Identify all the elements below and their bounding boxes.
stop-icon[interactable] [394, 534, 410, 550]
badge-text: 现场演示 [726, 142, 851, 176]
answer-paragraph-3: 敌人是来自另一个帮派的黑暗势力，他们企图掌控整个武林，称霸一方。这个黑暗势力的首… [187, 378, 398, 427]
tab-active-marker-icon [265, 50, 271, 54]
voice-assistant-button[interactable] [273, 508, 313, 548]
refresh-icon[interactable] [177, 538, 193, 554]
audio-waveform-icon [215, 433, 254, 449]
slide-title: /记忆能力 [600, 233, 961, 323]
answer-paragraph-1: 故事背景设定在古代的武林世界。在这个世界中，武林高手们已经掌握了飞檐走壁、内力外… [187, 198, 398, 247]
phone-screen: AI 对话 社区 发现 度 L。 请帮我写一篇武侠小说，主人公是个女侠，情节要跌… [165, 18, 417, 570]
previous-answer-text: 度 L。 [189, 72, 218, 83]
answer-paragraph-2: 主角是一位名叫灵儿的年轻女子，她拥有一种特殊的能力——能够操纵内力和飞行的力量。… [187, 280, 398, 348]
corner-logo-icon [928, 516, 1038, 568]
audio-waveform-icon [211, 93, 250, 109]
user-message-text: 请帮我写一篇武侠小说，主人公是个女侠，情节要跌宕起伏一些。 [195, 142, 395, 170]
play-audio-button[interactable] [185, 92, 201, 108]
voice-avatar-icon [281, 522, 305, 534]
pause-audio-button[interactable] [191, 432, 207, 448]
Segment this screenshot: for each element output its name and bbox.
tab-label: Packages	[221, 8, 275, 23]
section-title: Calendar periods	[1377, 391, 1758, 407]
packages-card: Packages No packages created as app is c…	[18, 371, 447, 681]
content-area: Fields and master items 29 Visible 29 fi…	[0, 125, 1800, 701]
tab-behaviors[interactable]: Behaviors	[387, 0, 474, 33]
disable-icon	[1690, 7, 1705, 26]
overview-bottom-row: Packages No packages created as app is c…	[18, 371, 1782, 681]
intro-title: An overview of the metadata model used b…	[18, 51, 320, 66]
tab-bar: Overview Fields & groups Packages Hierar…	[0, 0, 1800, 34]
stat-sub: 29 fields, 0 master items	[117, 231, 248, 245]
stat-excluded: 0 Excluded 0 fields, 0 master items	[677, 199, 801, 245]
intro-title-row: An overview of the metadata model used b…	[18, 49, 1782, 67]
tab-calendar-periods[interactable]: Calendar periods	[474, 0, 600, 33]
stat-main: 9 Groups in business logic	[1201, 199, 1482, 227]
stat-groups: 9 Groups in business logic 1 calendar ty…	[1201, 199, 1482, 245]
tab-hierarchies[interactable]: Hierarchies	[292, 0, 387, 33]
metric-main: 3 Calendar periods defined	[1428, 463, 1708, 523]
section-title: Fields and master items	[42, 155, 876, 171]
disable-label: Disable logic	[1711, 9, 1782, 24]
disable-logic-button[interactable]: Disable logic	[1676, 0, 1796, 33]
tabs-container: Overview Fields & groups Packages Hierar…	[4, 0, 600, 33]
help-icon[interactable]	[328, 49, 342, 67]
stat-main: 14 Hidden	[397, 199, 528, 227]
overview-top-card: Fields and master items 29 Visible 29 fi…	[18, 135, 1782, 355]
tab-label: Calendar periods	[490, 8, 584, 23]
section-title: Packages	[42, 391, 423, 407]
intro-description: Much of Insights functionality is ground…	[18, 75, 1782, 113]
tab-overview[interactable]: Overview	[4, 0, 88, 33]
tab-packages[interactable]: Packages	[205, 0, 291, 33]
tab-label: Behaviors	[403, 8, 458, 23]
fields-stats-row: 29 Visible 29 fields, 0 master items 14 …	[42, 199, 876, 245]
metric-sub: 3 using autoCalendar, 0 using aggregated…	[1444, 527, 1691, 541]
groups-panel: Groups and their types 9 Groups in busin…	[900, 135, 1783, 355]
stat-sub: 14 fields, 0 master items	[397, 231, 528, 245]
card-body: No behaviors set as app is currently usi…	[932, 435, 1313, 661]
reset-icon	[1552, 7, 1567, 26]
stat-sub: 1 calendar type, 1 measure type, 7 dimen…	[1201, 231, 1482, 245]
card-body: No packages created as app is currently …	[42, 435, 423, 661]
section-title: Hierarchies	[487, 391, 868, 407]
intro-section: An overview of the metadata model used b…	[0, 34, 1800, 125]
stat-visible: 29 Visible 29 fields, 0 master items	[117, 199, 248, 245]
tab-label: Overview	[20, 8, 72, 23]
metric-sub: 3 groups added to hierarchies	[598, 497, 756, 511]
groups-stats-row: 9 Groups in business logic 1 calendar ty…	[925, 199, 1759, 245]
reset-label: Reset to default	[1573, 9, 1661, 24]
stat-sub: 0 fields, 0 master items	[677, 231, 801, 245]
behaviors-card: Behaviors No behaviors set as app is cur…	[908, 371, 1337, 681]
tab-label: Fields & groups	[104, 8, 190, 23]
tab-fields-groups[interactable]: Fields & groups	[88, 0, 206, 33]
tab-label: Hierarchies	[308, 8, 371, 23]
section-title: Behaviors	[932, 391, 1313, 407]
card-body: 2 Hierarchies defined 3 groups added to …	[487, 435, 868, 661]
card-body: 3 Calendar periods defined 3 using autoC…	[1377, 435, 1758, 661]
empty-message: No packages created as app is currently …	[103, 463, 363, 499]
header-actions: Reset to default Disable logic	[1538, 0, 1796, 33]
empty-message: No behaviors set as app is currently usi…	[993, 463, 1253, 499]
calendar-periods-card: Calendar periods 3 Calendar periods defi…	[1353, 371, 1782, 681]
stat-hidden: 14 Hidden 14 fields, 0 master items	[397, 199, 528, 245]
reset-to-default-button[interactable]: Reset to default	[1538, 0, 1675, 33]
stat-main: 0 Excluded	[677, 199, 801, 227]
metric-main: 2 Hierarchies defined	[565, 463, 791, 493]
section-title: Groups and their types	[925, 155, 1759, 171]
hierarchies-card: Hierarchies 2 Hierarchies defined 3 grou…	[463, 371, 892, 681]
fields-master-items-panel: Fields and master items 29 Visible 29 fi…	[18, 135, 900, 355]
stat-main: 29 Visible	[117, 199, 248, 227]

[THE EXERCISE]
Can you write out every line of the listing above, character for character, keeping each one unchanged?

[FULL ANSWER]
Identify all the elements below and their bounding boxes.
stop-icon[interactable] [394, 534, 410, 550]
badge-text: 现场演示 [726, 142, 851, 176]
answer-paragraph-3: 敌人是来自另一个帮派的黑暗势力，他们企图掌控整个武林，称霸一方。这个黑暗势力的首… [187, 378, 398, 427]
tab-active-marker-icon [265, 50, 271, 54]
voice-assistant-button[interactable] [273, 508, 313, 548]
refresh-icon[interactable] [177, 538, 193, 554]
audio-waveform-icon [215, 433, 254, 449]
slide-title: /记忆能力 [600, 233, 961, 323]
answer-paragraph-1: 故事背景设定在古代的武林世界。在这个世界中，武林高手们已经掌握了飞檐走壁、内力外… [187, 198, 398, 247]
phone-screen: AI 对话 社区 发现 度 L。 请帮我写一篇武侠小说，主人公是个女侠，情节要跌… [165, 18, 417, 570]
previous-answer-text: 度 L。 [189, 72, 218, 83]
answer-paragraph-2: 主角是一位名叫灵儿的年轻女子，她拥有一种特殊的能力——能够操纵内力和飞行的力量。… [187, 280, 398, 348]
corner-logo-icon [928, 516, 1038, 568]
audio-waveform-icon [211, 93, 250, 109]
user-message-text: 请帮我写一篇武侠小说，主人公是个女侠，情节要跌宕起伏一些。 [195, 142, 395, 170]
play-audio-button[interactable] [185, 92, 201, 108]
voice-avatar-icon [281, 522, 305, 534]
pause-audio-button[interactable] [191, 432, 207, 448]
Segment this screenshot: for each element output its name and bbox.
tab-label: Packages	[221, 8, 275, 23]
section-title: Calendar periods	[1377, 391, 1758, 407]
packages-card: Packages No packages created as app is c…	[18, 371, 447, 681]
content-area: Fields and master items 29 Visible 29 fi…	[0, 125, 1800, 701]
tab-behaviors[interactable]: Behaviors	[387, 0, 474, 33]
disable-icon	[1690, 7, 1705, 26]
overview-bottom-row: Packages No packages created as app is c…	[18, 371, 1782, 681]
intro-title: An overview of the metadata model used b…	[18, 51, 320, 66]
tab-bar: Overview Fields & groups Packages Hierar…	[0, 0, 1800, 34]
stat-sub: 29 fields, 0 master items	[117, 231, 248, 245]
stat-excluded: 0 Excluded 0 fields, 0 master items	[677, 199, 801, 245]
intro-title-row: An overview of the metadata model used b…	[18, 49, 1782, 67]
tab-calendar-periods[interactable]: Calendar periods	[474, 0, 600, 33]
stat-main: 9 Groups in business logic	[1201, 199, 1482, 227]
stat-groups: 9 Groups in business logic 1 calendar ty…	[1201, 199, 1482, 245]
tab-hierarchies[interactable]: Hierarchies	[292, 0, 387, 33]
metric-main: 3 Calendar periods defined	[1428, 463, 1708, 523]
section-title: Fields and master items	[42, 155, 876, 171]
disable-label: Disable logic	[1711, 9, 1782, 24]
disable-logic-button[interactable]: Disable logic	[1676, 0, 1796, 33]
tabs-container: Overview Fields & groups Packages Hierar…	[4, 0, 600, 33]
help-icon[interactable]	[328, 49, 342, 67]
stat-main: 14 Hidden	[397, 199, 528, 227]
overview-top-card: Fields and master items 29 Visible 29 fi…	[18, 135, 1782, 355]
tab-label: Calendar periods	[490, 8, 584, 23]
section-title: Packages	[42, 391, 423, 407]
intro-description: Much of Insights functionality is ground…	[18, 75, 1782, 113]
tab-overview[interactable]: Overview	[4, 0, 88, 33]
tab-packages[interactable]: Packages	[205, 0, 291, 33]
tab-label: Behaviors	[403, 8, 458, 23]
fields-stats-row: 29 Visible 29 fields, 0 master items 14 …	[42, 199, 876, 245]
metric-sub: 3 using autoCalendar, 0 using aggregated…	[1444, 527, 1691, 541]
groups-panel: Groups and their types 9 Groups in busin…	[900, 135, 1783, 355]
stat-sub: 14 fields, 0 master items	[397, 231, 528, 245]
card-body: No behaviors set as app is currently usi…	[932, 435, 1313, 661]
reset-icon	[1552, 7, 1567, 26]
stat-sub: 1 calendar type, 1 measure type, 7 dimen…	[1201, 231, 1482, 245]
card-body: No packages created as app is currently …	[42, 435, 423, 661]
section-title: Hierarchies	[487, 391, 868, 407]
intro-section: An overview of the metadata model used b…	[0, 34, 1800, 125]
stat-visible: 29 Visible 29 fields, 0 master items	[117, 199, 248, 245]
tab-label: Overview	[20, 8, 72, 23]
metric-sub: 3 groups added to hierarchies	[598, 497, 756, 511]
groups-stats-row: 9 Groups in business logic 1 calendar ty…	[925, 199, 1759, 245]
reset-label: Reset to default	[1573, 9, 1661, 24]
stat-sub: 0 fields, 0 master items	[677, 231, 801, 245]
behaviors-card: Behaviors No behaviors set as app is cur…	[908, 371, 1337, 681]
tab-label: Fields & groups	[104, 8, 190, 23]
tab-fields-groups[interactable]: Fields & groups	[88, 0, 206, 33]
tab-label: Hierarchies	[308, 8, 371, 23]
section-title: Behaviors	[932, 391, 1313, 407]
card-body: 2 Hierarchies defined 3 groups added to …	[487, 435, 868, 661]
card-body: 3 Calendar periods defined 3 using autoC…	[1377, 435, 1758, 661]
empty-message: No packages created as app is currently …	[103, 463, 363, 499]
header-actions: Reset to default Disable logic	[1538, 0, 1796, 33]
empty-message: No behaviors set as app is currently usi…	[993, 463, 1253, 499]
calendar-periods-card: Calendar periods 3 Calendar periods defi…	[1353, 371, 1782, 681]
stat-hidden: 14 Hidden 14 fields, 0 master items	[397, 199, 528, 245]
reset-to-default-button[interactable]: Reset to default	[1538, 0, 1675, 33]
stat-main: 0 Excluded	[677, 199, 801, 227]
metric-main: 2 Hierarchies defined	[565, 463, 791, 493]
section-title: Groups and their types	[925, 155, 1759, 171]
hierarchies-card: Hierarchies 2 Hierarchies defined 3 grou…	[463, 371, 892, 681]
fields-master-items-panel: Fields and master items 29 Visible 29 fi…	[18, 135, 900, 355]
stat-main: 29 Visible	[117, 199, 248, 227]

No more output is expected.